To do | The entries below are to be written out again without alteration.

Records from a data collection
+-------+
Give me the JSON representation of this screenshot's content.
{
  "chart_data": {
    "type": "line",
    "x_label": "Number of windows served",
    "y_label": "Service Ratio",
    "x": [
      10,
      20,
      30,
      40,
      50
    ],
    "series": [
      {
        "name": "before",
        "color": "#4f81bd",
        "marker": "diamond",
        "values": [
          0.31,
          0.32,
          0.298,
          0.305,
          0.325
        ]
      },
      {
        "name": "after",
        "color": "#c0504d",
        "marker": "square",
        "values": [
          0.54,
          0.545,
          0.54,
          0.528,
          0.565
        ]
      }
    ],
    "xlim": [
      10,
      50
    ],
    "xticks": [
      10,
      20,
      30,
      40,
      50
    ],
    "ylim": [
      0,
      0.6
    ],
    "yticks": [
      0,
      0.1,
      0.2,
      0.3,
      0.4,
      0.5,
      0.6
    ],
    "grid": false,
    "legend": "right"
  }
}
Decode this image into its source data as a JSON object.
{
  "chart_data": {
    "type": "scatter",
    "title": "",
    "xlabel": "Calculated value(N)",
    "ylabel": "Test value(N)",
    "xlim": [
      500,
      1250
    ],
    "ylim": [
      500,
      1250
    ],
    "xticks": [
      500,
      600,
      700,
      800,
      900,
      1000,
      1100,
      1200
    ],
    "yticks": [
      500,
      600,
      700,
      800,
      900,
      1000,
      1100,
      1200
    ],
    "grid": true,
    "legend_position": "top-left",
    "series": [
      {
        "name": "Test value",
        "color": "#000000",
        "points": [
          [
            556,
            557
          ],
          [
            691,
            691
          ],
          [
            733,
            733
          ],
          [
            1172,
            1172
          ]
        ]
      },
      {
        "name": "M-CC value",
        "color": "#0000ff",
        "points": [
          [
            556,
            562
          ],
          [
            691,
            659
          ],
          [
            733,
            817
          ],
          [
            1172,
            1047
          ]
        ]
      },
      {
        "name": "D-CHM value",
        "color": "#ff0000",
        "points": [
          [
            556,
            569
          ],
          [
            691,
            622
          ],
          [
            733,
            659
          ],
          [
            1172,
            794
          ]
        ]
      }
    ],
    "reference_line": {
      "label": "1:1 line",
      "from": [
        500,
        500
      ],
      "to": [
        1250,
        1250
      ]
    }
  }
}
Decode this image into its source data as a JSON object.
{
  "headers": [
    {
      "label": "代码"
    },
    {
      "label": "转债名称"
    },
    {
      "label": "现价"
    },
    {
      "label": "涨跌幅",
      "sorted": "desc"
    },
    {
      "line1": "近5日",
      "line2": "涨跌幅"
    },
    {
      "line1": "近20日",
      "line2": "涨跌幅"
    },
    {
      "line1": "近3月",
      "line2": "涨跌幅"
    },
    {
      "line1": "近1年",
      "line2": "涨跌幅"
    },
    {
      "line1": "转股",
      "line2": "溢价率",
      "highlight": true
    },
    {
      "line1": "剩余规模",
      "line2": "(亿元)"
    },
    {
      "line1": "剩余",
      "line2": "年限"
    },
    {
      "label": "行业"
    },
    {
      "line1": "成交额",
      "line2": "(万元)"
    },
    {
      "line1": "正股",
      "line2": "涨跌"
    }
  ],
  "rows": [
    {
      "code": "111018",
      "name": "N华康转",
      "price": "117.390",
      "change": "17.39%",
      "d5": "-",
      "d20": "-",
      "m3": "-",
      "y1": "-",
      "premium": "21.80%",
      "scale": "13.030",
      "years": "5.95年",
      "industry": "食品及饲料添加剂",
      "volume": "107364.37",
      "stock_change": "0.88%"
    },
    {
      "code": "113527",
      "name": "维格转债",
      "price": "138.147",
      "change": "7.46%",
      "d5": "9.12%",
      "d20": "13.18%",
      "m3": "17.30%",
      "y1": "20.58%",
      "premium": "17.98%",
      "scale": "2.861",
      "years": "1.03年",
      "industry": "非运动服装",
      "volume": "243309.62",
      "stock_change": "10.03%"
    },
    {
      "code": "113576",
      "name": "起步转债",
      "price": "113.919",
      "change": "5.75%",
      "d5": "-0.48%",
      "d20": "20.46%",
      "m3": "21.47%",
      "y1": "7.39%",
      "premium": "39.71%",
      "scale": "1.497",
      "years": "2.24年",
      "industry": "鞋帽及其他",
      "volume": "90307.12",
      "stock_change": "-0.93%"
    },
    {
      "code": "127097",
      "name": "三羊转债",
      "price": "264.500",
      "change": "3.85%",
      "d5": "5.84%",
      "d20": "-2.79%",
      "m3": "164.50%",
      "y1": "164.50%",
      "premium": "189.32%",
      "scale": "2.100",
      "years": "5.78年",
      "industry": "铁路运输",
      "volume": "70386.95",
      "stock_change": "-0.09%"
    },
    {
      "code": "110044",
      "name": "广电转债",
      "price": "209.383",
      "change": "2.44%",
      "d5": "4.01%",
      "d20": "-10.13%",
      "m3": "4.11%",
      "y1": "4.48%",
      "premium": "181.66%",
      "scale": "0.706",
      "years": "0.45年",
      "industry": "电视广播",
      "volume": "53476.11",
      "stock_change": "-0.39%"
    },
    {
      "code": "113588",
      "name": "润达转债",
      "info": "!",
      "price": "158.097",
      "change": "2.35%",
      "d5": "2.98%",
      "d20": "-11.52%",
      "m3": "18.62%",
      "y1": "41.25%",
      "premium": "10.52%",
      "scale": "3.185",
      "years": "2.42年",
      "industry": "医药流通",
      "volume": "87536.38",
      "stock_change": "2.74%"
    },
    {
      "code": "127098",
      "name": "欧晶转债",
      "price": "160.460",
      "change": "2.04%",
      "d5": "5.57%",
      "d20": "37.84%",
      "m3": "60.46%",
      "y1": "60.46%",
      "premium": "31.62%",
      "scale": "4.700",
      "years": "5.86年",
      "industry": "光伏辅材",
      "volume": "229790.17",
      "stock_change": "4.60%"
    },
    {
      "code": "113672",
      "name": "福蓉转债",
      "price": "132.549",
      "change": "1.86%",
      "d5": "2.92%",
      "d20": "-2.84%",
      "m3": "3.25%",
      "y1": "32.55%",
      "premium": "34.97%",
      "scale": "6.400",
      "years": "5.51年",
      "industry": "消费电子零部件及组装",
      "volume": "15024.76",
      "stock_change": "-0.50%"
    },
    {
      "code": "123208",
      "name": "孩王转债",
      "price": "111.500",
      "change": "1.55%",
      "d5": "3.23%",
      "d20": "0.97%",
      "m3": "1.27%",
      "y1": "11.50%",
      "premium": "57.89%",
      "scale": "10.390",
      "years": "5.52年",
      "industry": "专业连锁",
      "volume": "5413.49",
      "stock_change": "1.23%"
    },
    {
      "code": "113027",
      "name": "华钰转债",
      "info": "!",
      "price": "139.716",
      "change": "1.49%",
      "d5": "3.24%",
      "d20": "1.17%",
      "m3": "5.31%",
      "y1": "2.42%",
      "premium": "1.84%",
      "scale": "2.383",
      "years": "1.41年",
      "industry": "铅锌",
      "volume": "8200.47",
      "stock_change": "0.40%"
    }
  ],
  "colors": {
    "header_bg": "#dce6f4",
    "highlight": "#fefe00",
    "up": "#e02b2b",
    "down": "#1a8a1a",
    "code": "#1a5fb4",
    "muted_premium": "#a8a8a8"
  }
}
+-------+
Response below |
Give me the JSON representation of this screenshot's content.
{
  "chart_data": {
    "type": "line",
    "x_label": "Number of windows served",
    "y_label": "Service Ratio",
    "x": [
      10,
      20,
      30,
      40,
      50
    ],
    "series": [
      {
        "name": "before",
        "color": "#4f81bd",
        "marker": "diamond",
        "values": [
          0.31,
          0.32,
          0.298,
          0.305,
          0.325
        ]
      },
      {
        "name": "after",
        "color": "#c0504d",
        "marker": "square",
        "values": [
          0.54,
          0.545,
          0.54,
          0.528,
          0.565
        ]
      }
    ],
    "xlim": [
      10,
      50
    ],
    "xticks": [
      10,
      20,
      30,
      40,
      50
    ],
    "ylim": [
      0,
      0.6
    ],
    "yticks": [
      0,
      0.1,
      0.2,
      0.3,
      0.4,
      0.5,
      0.6
    ],
    "grid": false,
    "legend": "right"
  }
}
Decode this image into its source data as a JSON object.
{
  "chart_data": {
    "type": "scatter",
    "title": "",
    "xlabel": "Calculated value(N)",
    "ylabel": "Test value(N)",
    "xlim": [
      500,
      1250
    ],
    "ylim": [
      500,
      1250
    ],
    "xticks": [
      500,
      600,
      700,
      800,
      900,
      1000,
      1100,
      1200
    ],
    "yticks": [
      500,
      600,
      700,
      800,
      900,
      1000,
      1100,
      1200
    ],
    "grid": true,
    "legend_position": "top-left",
    "series": [
      {
        "name": "Test value",
        "color": "#000000",
        "points": [
          [
            556,
            557
          ],
          [
            691,
            691
          ],
          [
            733,
            733
          ],
          [
            1172,
            1172
          ]
        ]
      },
      {
        "name": "M-CC value",
        "color": "#0000ff",
        "points": [
          [
            556,
            562
          ],
          [
            691,
            659
          ],
          [
            733,
            817
          ],
          [
            1172,
            1047
          ]
        ]
      },
      {
        "name": "D-CHM value",
        "color": "#ff0000",
        "points": [
          [
            556,
            569
          ],
          [
            691,
            622
          ],
          [
            733,
            659
          ],
          [
            1172,
            794
          ]
        ]
      }
    ],
    "reference_line": {
      "label": "1:1 line",
      "from": [
        500,
        500
      ],
      "to": [
        1250,
        1250
      ]
    }
  }
}
Decode this image into its source data as a JSON object.
{
  "headers": [
    {
      "label": "代码"
    },
    {
      "label": "转债名称"
    },
    {
      "label": "现价"
    },
    {
      "label": "涨跌幅",
      "sorted": "desc"
    },
    {
      "line1": "近5日",
      "line2": "涨跌幅"
    },
    {
      "line1": "近20日",
      "line2": "涨跌幅"
    },
    {
      "line1": "近3月",
      "line2": "涨跌幅"
    },
    {
      "line1": "近1年",
      "line2": "涨跌幅"
    },
    {
      "line1": "转股",
      "line2": "溢价率",
      "highlight": true
    },
    {
      "line1": "剩余规模",
      "line2": "(亿元)"
    },
    {
      "line1": "剩余",
      "line2": "年限"
    },
    {
      "label": "行业"
    },
    {
      "line1": "成交额",
      "line2": "(万元)"
    },
    {
      "line1": "正股",
      "line2": "涨跌"
    }
  ],
  "rows": [
    {
      "code": "111018",
      "name": "N华康转",
      "price": "117.390",
      "change": "17.39%",
      "d5": "-",
      "d20": "-",
      "m3": "-",
      "y1": "-",
      "premium": "21.80%",
      "scale": "13.030",
      "years": "5.95年",
      "industry": "食品及饲料添加剂",
      "volume": "107364.37",
      "stock_change": "0.88%"
    },
    {
      "code": "113527",
      "name": "维格转债",
      "price": "138.147",
      "change": "7.46%",
      "d5": "9.12%",
      "d20": "13.18%",
      "m3": "17.30%",
      "y1": "20.58%",
      "premium": "17.98%",
      "scale": "2.861",
      "years": "1.03年",
      "industry": "非运动服装",
      "volume": "243309.62",
      "stock_change": "10.03%"
    },
    {
      "code": "113576",
      "name": "起步转债",
      "price": "113.919",
      "change": "5.75%",
      "d5": "-0.48%",
      "d20": "20.46%",
      "m3": "21.47%",
      "y1": "7.39%",
      "premium": "39.71%",
      "scale": "1.497",
      "years": "2.24年",
      "industry": "鞋帽及其他",
      "volume": "90307.12",
      "stock_change": "-0.93%"
    },
    {
      "code": "127097",
      "name": "三羊转债",
      "price": "264.500",
      "change": "3.85%",
      "d5": "5.84%",
      "d20": "-2.79%",
      "m3": "164.50%",
      "y1": "164.50%",
      "premium": "189.32%",
      "scale": "2.100",
      "years": "5.78年",
      "industry": "铁路运输",
      "volume": "70386.95",
      "stock_change": "-0.09%"
    },
    {
      "code": "110044",
      "name": "广电转债",
      "price": "209.383",
      "change": "2.44%",
      "d5": "4.01%",
      "d20": "-10.13%",
      "m3": "4.11%",
      "y1": "4.48%",
      "premium": "181.66%",
      "scale": "0.706",
      "years": "0.45年",
      "industry": "电视广播",
      "volume": "53476.11",
      "stock_change": "-0.39%"
    },
    {
      "code": "113588",
      "name": "润达转债",
      "info": "!",
      "price": "158.097",
      "change": "2.35%",
      "d5": "2.98%",
      "d20": "-11.52%",
      "m3": "18.62%",
      "y1": "41.25%",
      "premium": "10.52%",
      "scale": "3.185",
      "years": "2.42年",
      "industry": "医药流通",
      "volume": "87536.38",
      "stock_change": "2.74%"
    },
    {
      "code": "127098",
      "name": "欧晶转债",
      "price": "160.460",
      "change": "2.04%",
      "d5": "5.57%",
      "d20": "37.84%",
      "m3": "60.46%",
      "y1": "60.46%",
      "premium": "31.62%",
      "scale": "4.700",
      "years": "5.86年",
      "industry": "光伏辅材",
      "volume": "229790.17",
      "stock_change": "4.60%"
    },
    {
      "code": "113672",
      "name": "福蓉转债",
      "price": "132.549",
      "change": "1.86%",
      "d5": "2.92%",
      "d20": "-2.84%",
      "m3": "3.25%",
      "y1": "32.55%",
      "premium": "34.97%",
      "scale": "6.400",
      "years": "5.51年",
      "industry": "消费电子零部件及组装",
      "volume": "15024.76",
      "stock_change": "-0.50%"
    },
    {
      "code": "123208",
      "name": "孩王转债",
      "price": "111.500",
      "change": "1.55%",
      "d5": "3.23%",
      "d20": "0.97%",
      "m3": "1.27%",
      "y1": "11.50%",
      "premium": "57.89%",
      "scale": "10.390",
      "years": "5.52年",
      "industry": "专业连锁",
      "volume": "5413.49",
      "stock_change": "1.23%"
    },
    {
      "code": "113027",
      "name": "华钰转债",
      "info": "!",
      "price": "139.716",
      "change": "1.49%",
      "d5": "3.24%",
      "d20": "1.17%",
      "m3": "5.31%",
      "y1": "2.42%",
      "premium": "1.84%",
      "scale": "2.383",
      "years": "1.41年",
      "industry": "铅锌",
      "volume": "8200.47",
      "stock_change": "0.40%"
    }
  ],
  "colors": {
    "header_bg": "#dce6f4",
    "highlight": "#fefe00",
    "up": "#e02b2b",
    "down": "#1a8a1a",
    "code": "#1a5fb4",
    "muted_premium": "#a8a8a8"
  }
}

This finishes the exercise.